* Document extract

[start]

Fuzhou Changle International Airport  is an international airport serving Fuzhou, the capital of Fujian province, China.  The airport was inaugurated on 23 June 1997, after being approved to start constructing in 1992. The current handling capacity is approximately 6.5 million people annually.

The airport is located near the shore of the Taiwan Strait in Zhanggang Subdistrict, Changle, about  east of central Fuzhou. The airport is also a major hub for the namesake Fuzhou Airlines and XiamenAir.

In 2017, Fuzhou Airport handled 12,469,235 passengers and was 29th busiest in China by total passenger traffic. In 2016 the airport was the 23rd busiest airport in terms of cargo traffic and the 28th busiest airport by traffic movements.

History

Changle Airport was built to replace the old Fuzhou Yixu Airport (), a dual-use military and civil airport located in Cangshan District, and prepared for the base of the direct flights to Taiwan across the straits. The airport was designed by Singaporean RSP Architects Planners & Engineers Pte Ltd. The government of Fujian province hoped that the new airport could reach the standard of Singapore Changi Airport, but they soon realized it was too big, and shrank the scale of the airport. However, the scale of the airport was still much bigger than the norm that central government approved. Changle Airport was opened in 1997. Due to the lack of Passenger flow, the airport had a great deficit in early years of operation. In 2003, the management of the airport was taken over by Xiamen International Airport Group, and began profiting from 2005.

[end]

* Records
[start]

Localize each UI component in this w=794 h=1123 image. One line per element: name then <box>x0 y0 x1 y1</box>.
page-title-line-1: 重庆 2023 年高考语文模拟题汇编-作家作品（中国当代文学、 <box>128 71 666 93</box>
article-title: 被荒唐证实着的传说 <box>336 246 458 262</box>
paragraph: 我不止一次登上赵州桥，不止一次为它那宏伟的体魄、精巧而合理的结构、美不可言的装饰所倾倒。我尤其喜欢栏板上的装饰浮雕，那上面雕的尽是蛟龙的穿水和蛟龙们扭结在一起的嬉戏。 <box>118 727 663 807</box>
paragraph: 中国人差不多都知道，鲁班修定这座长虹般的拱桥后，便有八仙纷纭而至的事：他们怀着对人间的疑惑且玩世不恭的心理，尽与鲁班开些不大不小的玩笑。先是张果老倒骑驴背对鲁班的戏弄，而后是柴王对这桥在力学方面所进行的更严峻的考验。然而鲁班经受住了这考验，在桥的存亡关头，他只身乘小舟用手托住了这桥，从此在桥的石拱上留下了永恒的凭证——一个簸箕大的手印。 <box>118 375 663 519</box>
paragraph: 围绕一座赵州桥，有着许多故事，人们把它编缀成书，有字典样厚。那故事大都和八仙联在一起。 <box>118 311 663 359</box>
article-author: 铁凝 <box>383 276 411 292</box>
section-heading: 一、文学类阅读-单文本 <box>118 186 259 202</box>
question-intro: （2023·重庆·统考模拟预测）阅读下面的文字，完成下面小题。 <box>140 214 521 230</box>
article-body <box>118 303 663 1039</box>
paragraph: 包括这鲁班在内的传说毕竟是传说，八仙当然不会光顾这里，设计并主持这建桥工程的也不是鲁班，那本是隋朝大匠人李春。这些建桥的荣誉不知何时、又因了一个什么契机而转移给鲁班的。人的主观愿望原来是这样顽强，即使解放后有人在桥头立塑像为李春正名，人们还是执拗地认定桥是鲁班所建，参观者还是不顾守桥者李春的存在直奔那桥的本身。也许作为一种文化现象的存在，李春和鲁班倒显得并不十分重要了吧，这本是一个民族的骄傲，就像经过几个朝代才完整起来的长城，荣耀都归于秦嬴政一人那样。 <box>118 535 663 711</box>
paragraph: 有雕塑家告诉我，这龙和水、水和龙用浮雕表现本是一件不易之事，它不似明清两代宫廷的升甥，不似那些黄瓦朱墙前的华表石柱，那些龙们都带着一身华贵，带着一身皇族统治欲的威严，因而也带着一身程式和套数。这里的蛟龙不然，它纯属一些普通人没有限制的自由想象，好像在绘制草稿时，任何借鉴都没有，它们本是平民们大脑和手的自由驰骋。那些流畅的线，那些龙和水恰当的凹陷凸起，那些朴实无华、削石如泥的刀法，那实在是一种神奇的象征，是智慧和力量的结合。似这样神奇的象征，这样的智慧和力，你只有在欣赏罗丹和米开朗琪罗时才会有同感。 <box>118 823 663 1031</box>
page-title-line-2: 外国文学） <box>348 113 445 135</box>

[end]

* Requirement A
Translate into French this sentence from the passage on Fuzhou Changle International Airport: "The airport was designed by Singaporean RSP Architects Planners & Engineers Pte Ltd."
* Requirement B
According to the passage on Fuzhou Changle International Airport, which organization took over the management of the airport in 2003?
* Requirement C
Write the next part of the passage on Fuzhou Changle International Airport, beginning after its final sentence.

* Final result A
L'aéroport a été conçu par la société singapourienne RSP Architects Planners & Engineers Pte Ltd.

* Final result B
Xiamen International Airport Group.

* Final result C
In February 2017, Xiamen Airlines operated Changle's first direct route to North America, with a Boeing 787-9 service to New York–JFK airport. On 11 December 2018, a second intercontinental route to Paris was launched.

Future expansion
In September 2019, the National Development and Reform Commission approved for airport phase two expansion project. The project includes the following construction works:
 Construction of a 3600m x 60m second runway and relevant taxiway.
 Construction of a 255,000m2 second terminal.
 Construction of 60 new aircraft stands, eight cargo aircraft stands and relevant supporting facilities.
 Construction of second air traffic control tower and new 9000m² air traffic management centre.
 Reconstruction of existing air traffic control tower and air traffic management centre.
The airport targets 36 million passengers and 450,000 tonnes cargo per year by 2030 upon project completion.

Location 
Fuzhou Changle International Airport is located at 25°56´ north latitude and 119°39´ east longitude. It is surrounded by the sea on three sides. The surrounding area of the airport is flat, but it extends southwest and northeast, surrounded by mountains.

Traffic

Taxi 
There is a taxi waiting at the exit of the arrival hall. The city's unified price starts at 10 yuan / 3 kilometers, and 2 yuan per kilometer thereafter.

Bus 
The airport passenger terminal has a number of fixed shuttle routes to Fuzhou city and surrounding areas, opening hours from 4:30-22:30.

Highway 
There are many expressways that can directly reach Changle International Airport, such as Shenhai Expressway, Fuyin Expressway, and Airport Expressway.

Subway 
According to the newly released intercity railway construction plan for the west coast of Fujian Province, the Fuzhou-Changle Airport Intercity Railway (F1/3) will be directly connected to the airport, and will be passed by Metro Line 6 near the airport.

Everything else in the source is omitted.